_TASK DESCRIPTION:_ Read the records below. Copy each line where the string "tiempo" occurs.

======== DATASET CONTENT

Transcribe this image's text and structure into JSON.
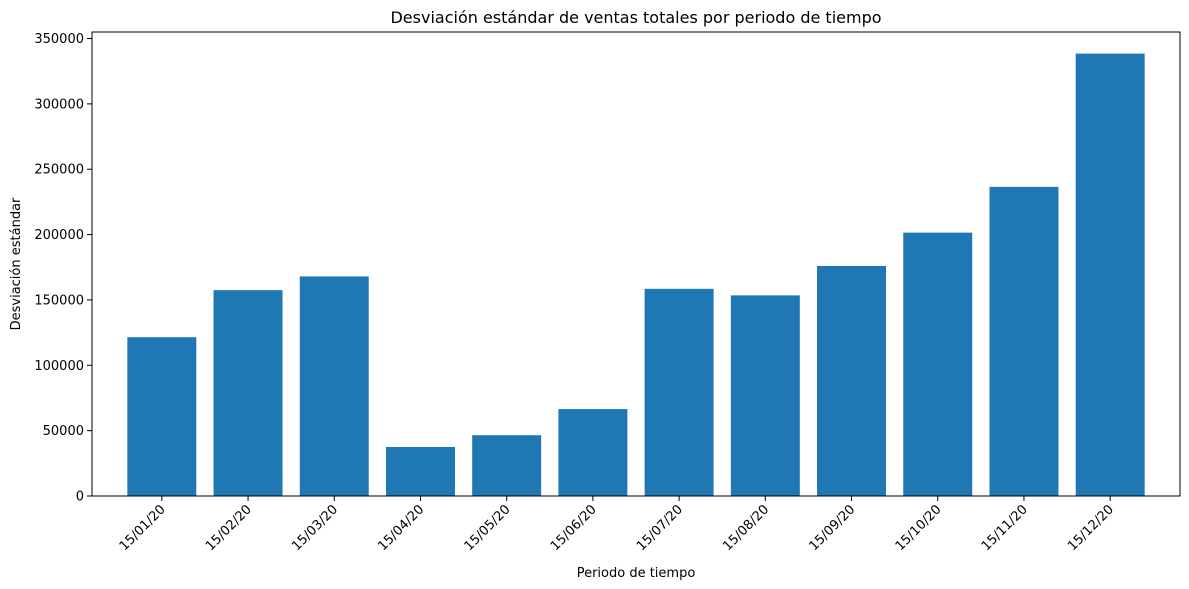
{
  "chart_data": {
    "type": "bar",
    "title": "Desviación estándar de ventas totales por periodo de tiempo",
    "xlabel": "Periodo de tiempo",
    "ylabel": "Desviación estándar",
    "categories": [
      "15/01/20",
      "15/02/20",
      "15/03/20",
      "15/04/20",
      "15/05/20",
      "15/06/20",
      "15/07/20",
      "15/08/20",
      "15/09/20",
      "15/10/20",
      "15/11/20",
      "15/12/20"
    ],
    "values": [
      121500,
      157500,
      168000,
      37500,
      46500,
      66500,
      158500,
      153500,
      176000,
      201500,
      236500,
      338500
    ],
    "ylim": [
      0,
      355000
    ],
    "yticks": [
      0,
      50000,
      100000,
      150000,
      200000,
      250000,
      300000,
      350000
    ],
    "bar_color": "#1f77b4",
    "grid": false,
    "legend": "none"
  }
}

================

_FINAL RESULT:_
    "title": "Desviación estándar de ventas totales por periodo de tiempo",
    "xlabel": "Periodo de tiempo",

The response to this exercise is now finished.